> _Task objective_:
Search the data below for "sometimes"; list each line that holds it.

++++ Dataset extract

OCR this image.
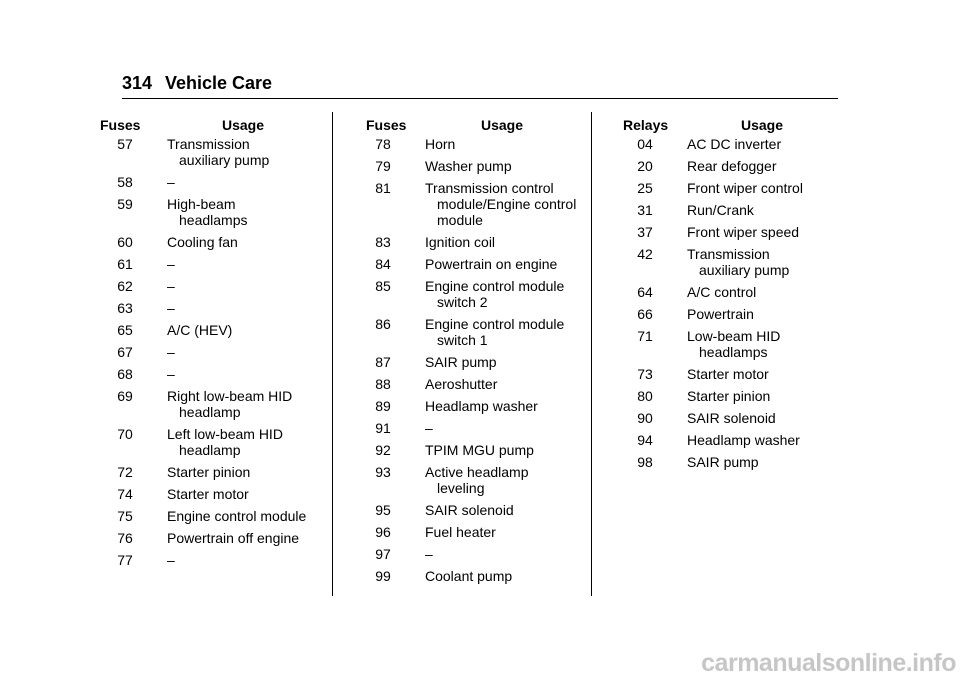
314 Vehicle Care
Fuses	Usage
57	Transmission
auxiliary pump
58	–
59	High-beam
headlamps
60	Cooling fan
61	–
62	–
63	–
65	A/C (HEV)
67	–
68	–
69	Right low-beam HID
headlamp
70	Left low-beam HID
headlamp
72	Starter pinion
74	Starter motor
75	Engine control module
76	Powertrain off engine
77	–
Fuses	Usage
78	Horn
79	Washer pump
81	Transmission control
module/Engine control
module
83	Ignition coil
84	Powertrain on engine
85	Engine control module
switch 2
86	Engine control module
switch 1
87	SAIR pump
88	Aeroshutter
89	Headlamp washer
91	–
92	TPIM MGU pump
93	Active headlamp
leveling
95	SAIR solenoid
96	Fuel heater
97	–
99	Coolant pump
Relays	Usage
04	AC DC inverter
20	Rear defogger
25	Front wiper control
31	Run/Crank
37	Front wiper speed
42	Transmission
auxiliary pump
64	A/C control
66	Powertrain
71	Low-beam HID
headlamps
73	Starter motor
80	Starter pinion
90	SAIR solenoid
94	Headlamp washer
98	SAIR pump
carmanualsonline.info
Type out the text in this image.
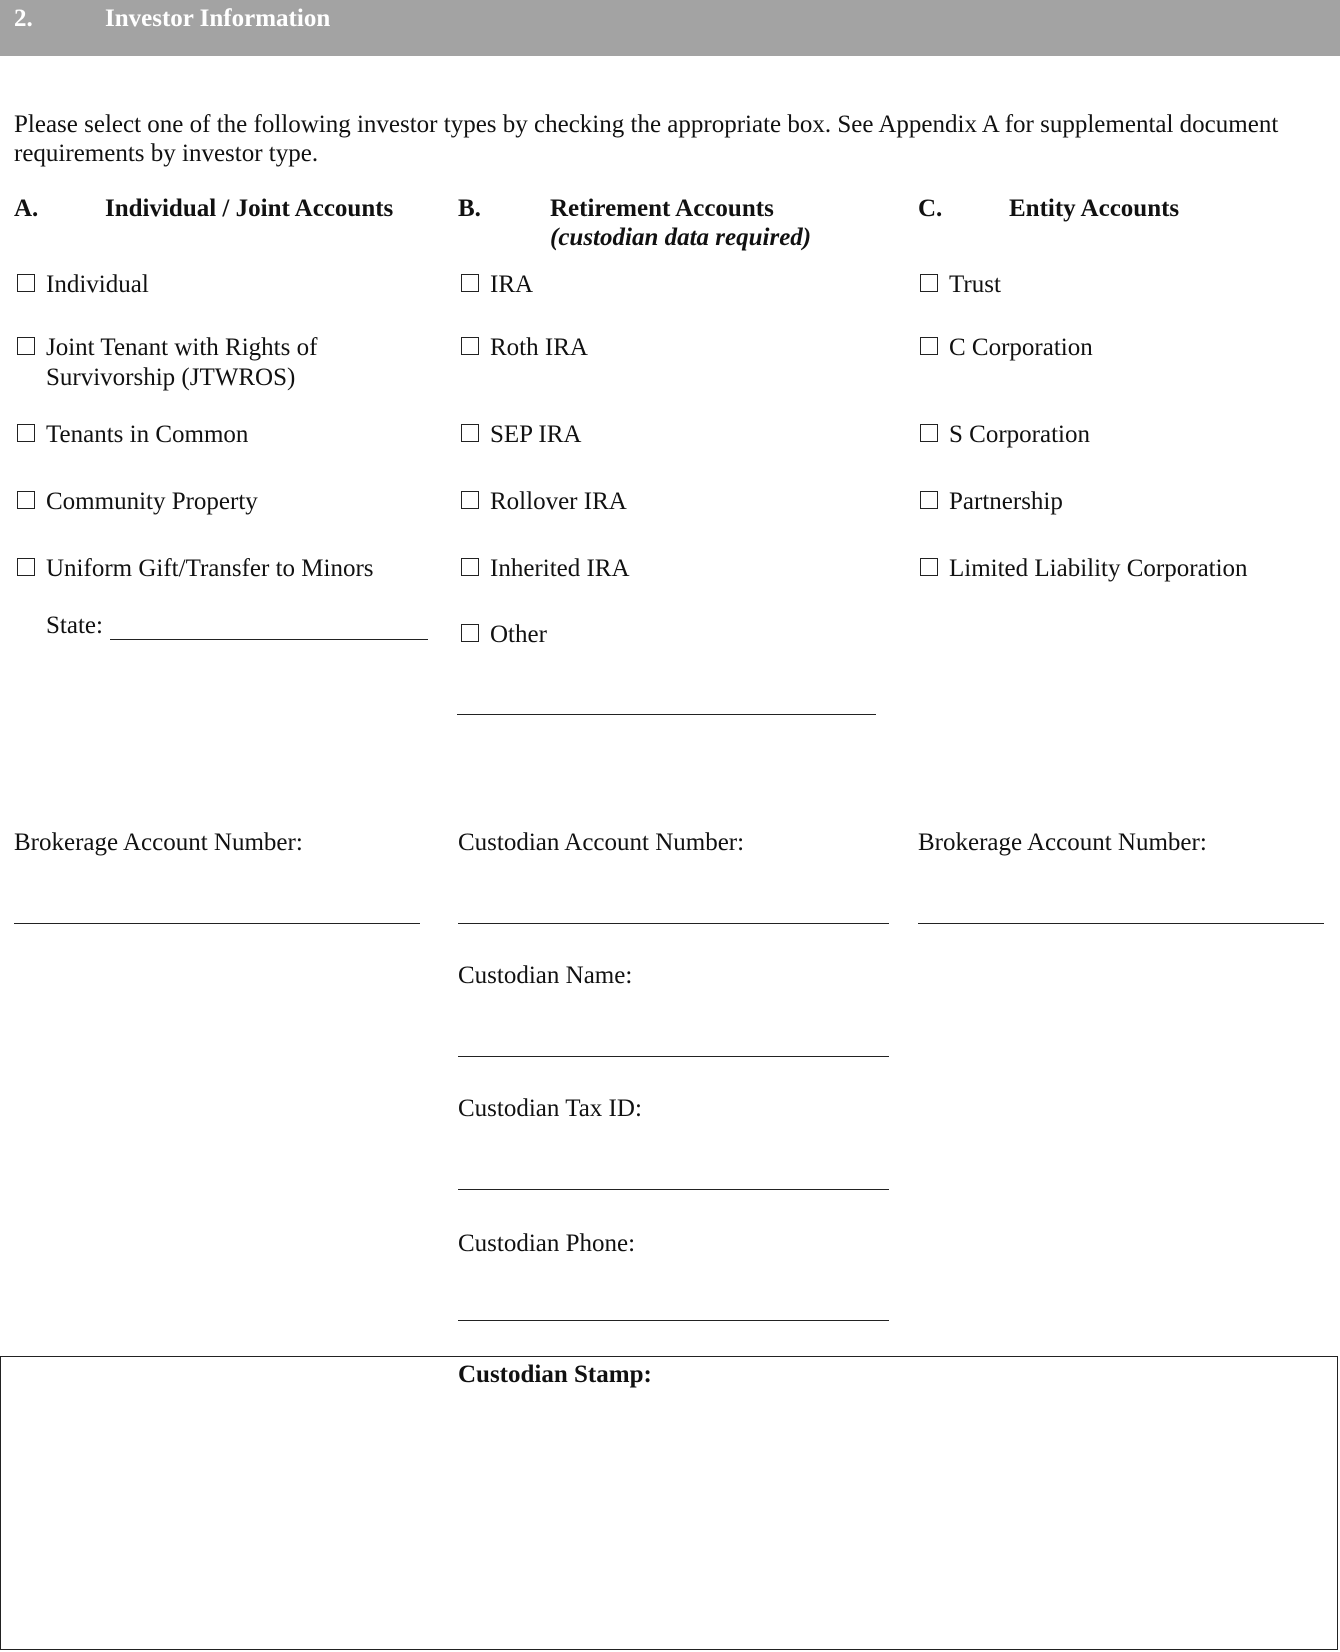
2.	Investor Information
Please select one of the following investor types by checking the appropriate box. See Appendix A for supplemental document requirements by investor type.
A.	Individual / Joint Accounts	B.	Retirement Accounts
(custodian data required)
C.	Entity Accounts
Individual
Joint Tenant with Rights of
Survivorship (JTWROS)
Tenants in Common
Community Property
Uniform Gift/Transfer to Minors
State:
IRA
Roth IRA
SEP IRA
Rollover IRA
Inherited IRA
Other
Trust
C Corporation
S Corporation
Partnership
Limited Liability Corporation
Brokerage Account Number:	Custodian Account Number:	Brokerage Account Number:
Custodian Name:
Custodian Tax ID:
Custodian Phone:
Custodian Stamp:
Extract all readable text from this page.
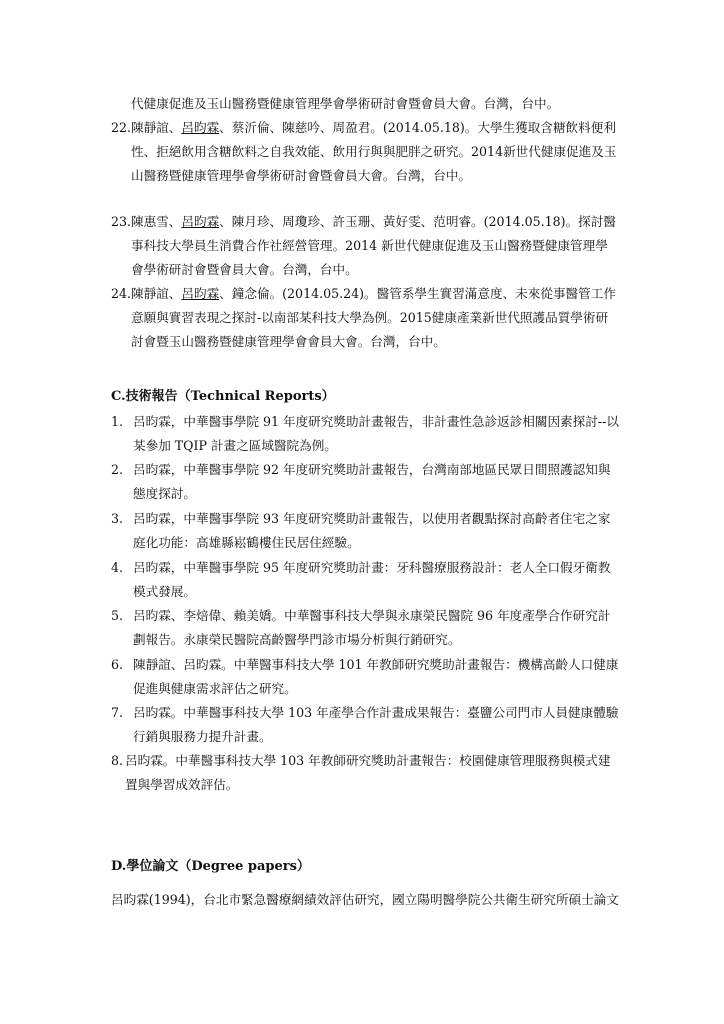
代健康促進及玉山醫務暨健康管理學會學術研討會暨會員大會。台灣，台中。
22. 陳靜誼、呂昀霖、蔡沂倫、陳慈吟、周盈君。(2014.05.18)。大學生獲取含糖飲料便利性、拒絕飲用含糖飲料之自我效能、飲用行與與肥胖之研究。2014新世代健康促進及玉山醫務暨健康管理學會學術研討會暨會員大會。台灣，台中。
23. 陳惠雪、呂昀霖、陳月珍、周瓊珍、許玉珊、黃好雯、范明睿。(2014.05.18)。探討醫事科技大學員生消費合作社經營管理。2014 新世代健康促進及玉山醫務暨健康管理學會學術研討會暨會員大會。台灣，台中。
24. 陳靜誼、呂昀霖、鐘念倫。(2014.05.24)。醫管系學生實習滿意度、未來從事醫管工作意願與實習表現之探討-以南部某科技大學為例。2015健康產業新世代照護品質學術研討會暨玉山醫務暨健康管理學會會員大會。台灣，台中。
C.技術報告（Technical Reports）
1. 呂昀霖，中華醫事學院 91 年度研究獎助計畫報告，非計畫性急診返診相關因素探討--以某參加 TQIP 計畫之區域醫院為例。
2. 呂昀霖，中華醫事學院 92 年度研究獎助計畫報告，台灣南部地區民眾日間照護認知與態度探討。
3. 呂昀霖，中華醫事學院 93 年度研究獎助計畫報告，以使用者觀點探討高齡者住宅之家庭化功能：高雄縣崧鶴樓住民居住經驗。
4. 呂昀霖，中華醫事學院 95 年度研究獎助計畫：牙科醫療服務設計：老人全口假牙衛教模式發展。
5. 呂昀霖、李焙偉、賴美嬌。中華醫事科技大學與永康榮民醫院 96 年度產學合作研究計劃報告。永康榮民醫院高齡醫學門診市場分析與行銷研究。
6. 陳靜誼、呂昀霖。中華醫事科技大學 101 年教師研究獎助計畫報告：機構高齡人口健康促進與健康需求評估之研究。
7. 呂昀霖。中華醫事科技大學 103 年產學合作計畫成果報告：臺鹽公司門市人員健康體驗行銷與服務力提升計畫。
8. 呂昀霖。中華醫事科技大學 103 年教師研究獎助計畫報告：校園健康管理服務與模式建置與學習成效評估。
D.學位論文（Degree papers）
呂昀霖(1994)，台北市緊急醫療網績效評估研究，國立陽明醫學院公共衛生研究所碩士論文
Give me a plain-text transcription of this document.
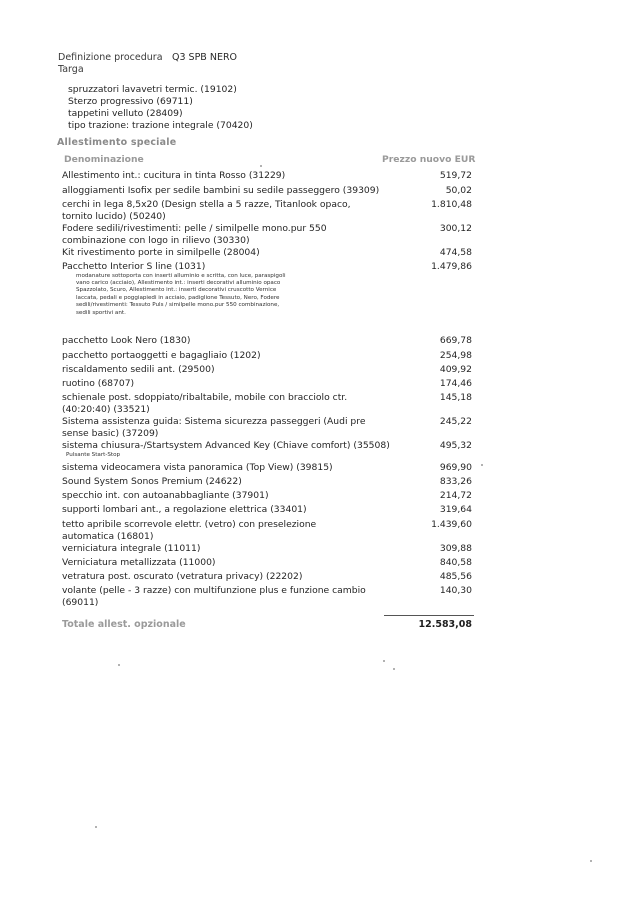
Definizione procedura Q3 SPB NERO
Targa
spruzzatori lavavetri termic. (19102)
Sterzo progressivo (69711)
tappetini velluto (28409)
tipo trazione: trazione integrale (70420)
Allestimento speciale
Denominazione	Prezzo nuovo EUR
Allestimento int.: cucitura in tinta Rosso (31229)	519,72
alloggiamenti Isofix per sedile bambini su sedile passeggero (39309)	50,02
cerchi in lega 8,5x20 (Design stella a 5 razze, Titanlook opaco, tornito lucido) (50240)
1.810,48
Fodere sedili/rivestimenti: pelle / similpelle mono.pur 550 combinazione con logo in rilievo (30330)
300,12
Kit rivestimento porte in similpelle (28004)	474,58
Pacchetto Interior S line (1031)	1.479,86
modanature sottoporta con inserti alluminio e scritta, con luce, paraspigoli vano carico (acciaio), Allestimento int.: inserti decorativi alluminio opaco Spazzolato, Scuro, Allestimento int.: inserti decorativi cruscotto Vernice laccata, pedali e poggiapiedi in acciaio, padiglione Tessuto, Nero, Fodere sedili/rivestimenti: Tessuto Puls / similpelle mono.pur 550 combinazione, sedili sportivi ant.
pacchetto Look Nero (1830)	669,78
pacchetto portaoggetti e bagagliaio (1202)	254,98
riscaldamento sedili ant. (29500)	409,92
ruotino (68707)	174,46
schienale post. sdoppiato/ribaltabile, mobile con bracciolo ctr. (40:20:40) (33521)
145,18
Sistema assistenza guida: Sistema sicurezza passeggeri (Audi pre sense basic) (37209)
245,22
sistema chiusura-/Startsystem Advanced Key (Chiave comfort) (35508)	495,32
Pulsante Start-Stop
sistema videocamera vista panoramica (Top View) (39815)	969,90
Sound System Sonos Premium (24622)	833,26
specchio int. con autoanabbagliante (37901)	214,72
supporti lombari ant., a regolazione elettrica (33401)	319,64
tetto apribile scorrevole elettr. (vetro) con preselezione automatica (16801)
1.439,60
verniciatura integrale (11011)	309,88
Verniciatura metallizzata (11000)	840,58
vetratura post. oscurato (vetratura privacy) (22202)	485,56
volante (pelle - 3 razze) con multifunzione plus e funzione cambio (69011)
140,30
Totale allest. opzionale	12.583,08
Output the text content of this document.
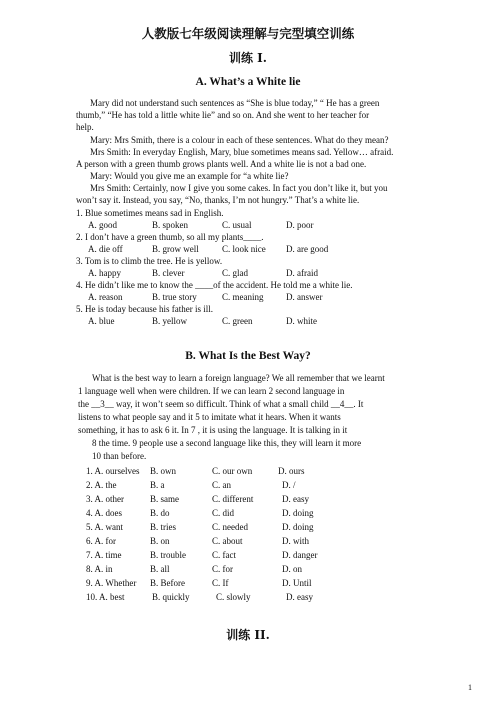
人教版七年级阅读理解与完型填空训练
训练 I.
A. What’s a White lie
Mary did not understand such sentences as “She is blue today,” “ He has a green
thumb,” “He has told a little white lie” and so on. And she went to her teacher for
help.
Mary: Mrs Smith, there is a colour in each of these sentences. What do they mean?
Mrs Smith: In everyday English, Mary, blue sometimes means sad. Yellow… afraid.
A person with a green thumb grows plants well. And a white lie is not a bad one.
Mary: Would you give me an example for “a white lie?
Mrs Smith: Certainly, now I give you some cakes. In fact you don’t like it, but you
won’t say it. Instead, you say, “No, thanks, I’m not hungry.” That’s a white lie.
1. Blue sometimes means sad in English.
A. good	B. spoken	C. usual	D. poor
2. I don’t have a green thumb, so all my plants____.
A. die off	B. grow well	C. look nice D. are good
3. Tom is to climb the tree. He is yellow.
A. happy	B. clever	C. glad	D. afraid
4. He didn’t like me to know the ____of the accident. He told me a white lie.
A. reason	B. true story	C. meaning	D. answer
5. He is today because his father is ill.
A. blue	B. yellow	C. green	D. white
B. What Is the Best Way?
What is the best way to learn a foreign language? We all remember that we learnt
1 language well when were children. If we can learn 2 second language in
the __3__ way, it won’t seem so difficult. Think of what a small child __4__. It
listens to what people say and it 5 to imitate what it hears. When it wants
something, it has to ask 6 it. In 7 , it is using the language. It is talking in it
8 the time. 9 people use a second language like this, they will learn it more
10 than before.
1. A. ourselves B. own	C. our own	D. ours
2. A. the	B. a	C. an	D. /
3. A. other	B. same	C. different	D. easy
4. A. does	B. do	C. did	D. doing
5. A. want	B. tries	C. needed	D. doing
6. A. for	B. on	C. about	D. with
7. A. time	B. trouble	C. fact	D. danger
8. A. in	B. all	C. for	D. on
9. A. Whether B. Before	C. If	D. Until
10. A. best	B. quickly	C. slowly	D. easy
训练 II.
1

++++++++

> _Solution for this problem_:
Mrs Smith: In everyday English, Mary, blue sometimes means sad. Yellow… afraid.
1. Blue sometimes means sad in English.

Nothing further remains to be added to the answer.